SET EXERCISE: Transcribe the lines below verbatim, skipping the images.

DATA EXCERPTS:

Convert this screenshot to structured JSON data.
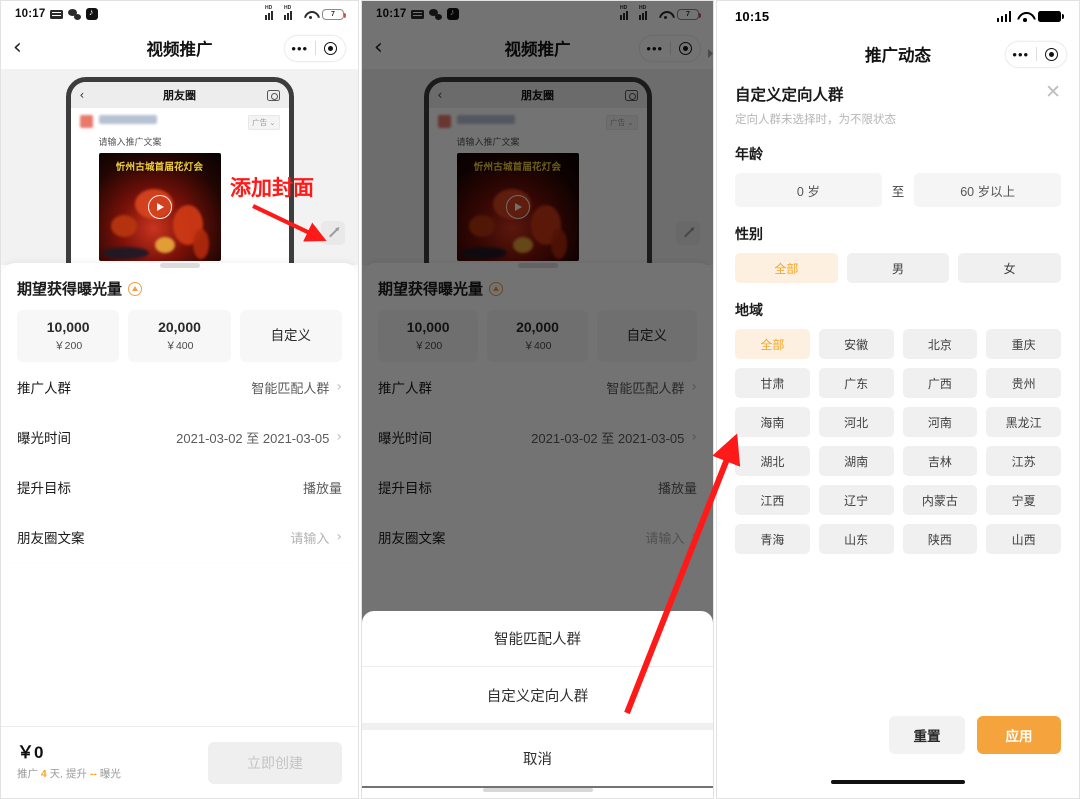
{
  "panel1": {
    "statusbar": {
      "time": "10:17",
      "icons": [
        "message-icon",
        "wechat-icon",
        "tiktok-icon",
        "hd-signal-icon",
        "hd-signal-icon",
        "wifi-icon",
        "battery-icon"
      ],
      "battery_level": "7"
    },
    "nav": {
      "back": "‹",
      "title": "视频推广",
      "dots": "•••",
      "target": "target-icon"
    },
    "preview": {
      "mock_nav_back": "‹",
      "mock_nav_title": "朋友圈",
      "mock_camera": "camera-icon",
      "ad_tag": "广告 ⌄",
      "copy_placeholder": "请输入推广文案",
      "media_title": "忻州古城首届花灯会",
      "play": "play-icon",
      "edit": "pencil-icon"
    },
    "sheet": {
      "section_title": "期望获得曝光量",
      "badge": "up-arrow-icon",
      "amounts": [
        {
          "big": "10,000",
          "sub": "￥200"
        },
        {
          "big": "20,000",
          "sub": "￥400"
        },
        {
          "big": "自定义",
          "sub": ""
        }
      ],
      "rows": [
        {
          "label": "推广人群",
          "value": "智能匹配人群",
          "chevron": true,
          "placeholder": false
        },
        {
          "label": "曝光时间",
          "value": "2021-03-02 至 2021-03-05",
          "chevron": true,
          "placeholder": false
        },
        {
          "label": "提升目标",
          "value": "播放量",
          "chevron": false,
          "placeholder": false
        },
        {
          "label": "朋友圈文案",
          "value": "请输入",
          "chevron": true,
          "placeholder": true
        }
      ]
    },
    "footer": {
      "price": "￥0",
      "note_prefix": "推广 ",
      "note_days": "4",
      "note_mid": " 天, 提升 ",
      "note_exposure": "--",
      "note_suffix": " 曝光",
      "create_button": "立即创建"
    }
  },
  "panel2": {
    "action_sheet": {
      "items": [
        "智能匹配人群",
        "自定义定向人群"
      ],
      "cancel": "取消"
    }
  },
  "panel3": {
    "statusbar": {
      "time": "10:15",
      "icons": [
        "cellular-icon",
        "wifi-icon",
        "battery-icon"
      ]
    },
    "nav": {
      "title": "推广动态",
      "dots": "•••",
      "target": "target-icon"
    },
    "header": {
      "title": "自定义定向人群",
      "subtitle": "定向人群未选择时，为不限状态",
      "close": "✕"
    },
    "age": {
      "group_title": "年龄",
      "from": "0 岁",
      "separator": "至",
      "to": "60 岁以上"
    },
    "gender": {
      "group_title": "性别",
      "options": [
        "全部",
        "男",
        "女"
      ],
      "selected": "全部"
    },
    "region": {
      "group_title": "地域",
      "options": [
        "全部",
        "安徽",
        "北京",
        "重庆",
        "甘肃",
        "广东",
        "广西",
        "贵州",
        "海南",
        "河北",
        "河南",
        "黑龙江",
        "湖北",
        "湖南",
        "吉林",
        "江苏",
        "江西",
        "辽宁",
        "内蒙古",
        "宁夏",
        "青海",
        "山东",
        "陕西",
        "山西"
      ],
      "selected": "全部"
    },
    "footer": {
      "reset": "重置",
      "apply": "应用"
    }
  },
  "annotations": {
    "add_cover": "添加封面",
    "accent_red": "#ff1a1a",
    "accent_orange": "#f5a623"
  }
}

RESULT FOR THIS EXERCISE:
Convert this screenshot to structured JSON data.
{
  "panel1": {
    "statusbar": {
      "time": "10:17",
      "icons": [
        "message-icon",
        "wechat-icon",
        "tiktok-icon",
        "hd-signal-icon",
        "hd-signal-icon",
        "wifi-icon",
        "battery-icon"
      ],
      "battery_level": "7"
    },
    "nav": {
      "back": "‹",
      "title": "视频推广",
      "dots": "•••",
      "target": "target-icon"
    },
    "preview": {
      "mock_nav_back": "‹",
      "mock_nav_title": "朋友圈",
      "mock_camera": "camera-icon",
      "ad_tag": "广告 ⌄",
      "copy_placeholder": "请输入推广文案",
      "media_title": "忻州古城首届花灯会",
      "play": "play-icon",
      "edit": "pencil-icon"
    },
    "sheet": {
      "section_title": "期望获得曝光量",
      "badge": "up-arrow-icon",
      "amounts": [
        {
          "big": "10,000",
          "sub": "￥200"
        },
        {
          "big": "20,000",
          "sub": "￥400"
        },
        {
          "big": "自定义",
          "sub": ""
        }
      ],
      "rows": [
        {
          "label": "推广人群",
          "value": "智能匹配人群",
          "chevron": true,
          "placeholder": false
        },
        {
          "label": "曝光时间",
          "value": "2021-03-02 至 2021-03-05",
          "chevron": true,
          "placeholder": false
        },
        {
          "label": "提升目标",
          "value": "播放量",
          "chevron": false,
          "placeholder": false
        },
        {
          "label": "朋友圈文案",
          "value": "请输入",
          "chevron": true,
          "placeholder": true
        }
      ]
    },
    "footer": {
      "price": "￥0",
      "note_prefix": "推广 ",
      "note_days": "4",
      "note_mid": " 天, 提升 ",
      "note_exposure": "--",
      "note_suffix": " 曝光",
      "create_button": "立即创建"
    }
  },
  "panel2": {
    "action_sheet": {
      "items": [
        "智能匹配人群",
        "自定义定向人群"
      ],
      "cancel": "取消"
    }
  },
  "panel3": {
    "statusbar": {
      "time": "10:15",
      "icons": [
        "cellular-icon",
        "wifi-icon",
        "battery-icon"
      ]
    },
    "nav": {
      "title": "推广动态",
      "dots": "•••",
      "target": "target-icon"
    },
    "header": {
      "title": "自定义定向人群",
      "subtitle": "定向人群未选择时，为不限状态",
      "close": "✕"
    },
    "age": {
      "group_title": "年龄",
      "from": "0 岁",
      "separator": "至",
      "to": "60 岁以上"
    },
    "gender": {
      "group_title": "性别",
      "options": [
        "全部",
        "男",
        "女"
      ],
      "selected": "全部"
    },
    "region": {
      "group_title": "地域",
      "options": [
        "全部",
        "安徽",
        "北京",
        "重庆",
        "甘肃",
        "广东",
        "广西",
        "贵州",
        "海南",
        "河北",
        "河南",
        "黑龙江",
        "湖北",
        "湖南",
        "吉林",
        "江苏",
        "江西",
        "辽宁",
        "内蒙古",
        "宁夏",
        "青海",
        "山东",
        "陕西",
        "山西"
      ],
      "selected": "全部"
    },
    "footer": {
      "reset": "重置",
      "apply": "应用"
    }
  },
  "annotations": {
    "add_cover": "添加封面",
    "accent_red": "#ff1a1a",
    "accent_orange": "#f5a623"
  }
}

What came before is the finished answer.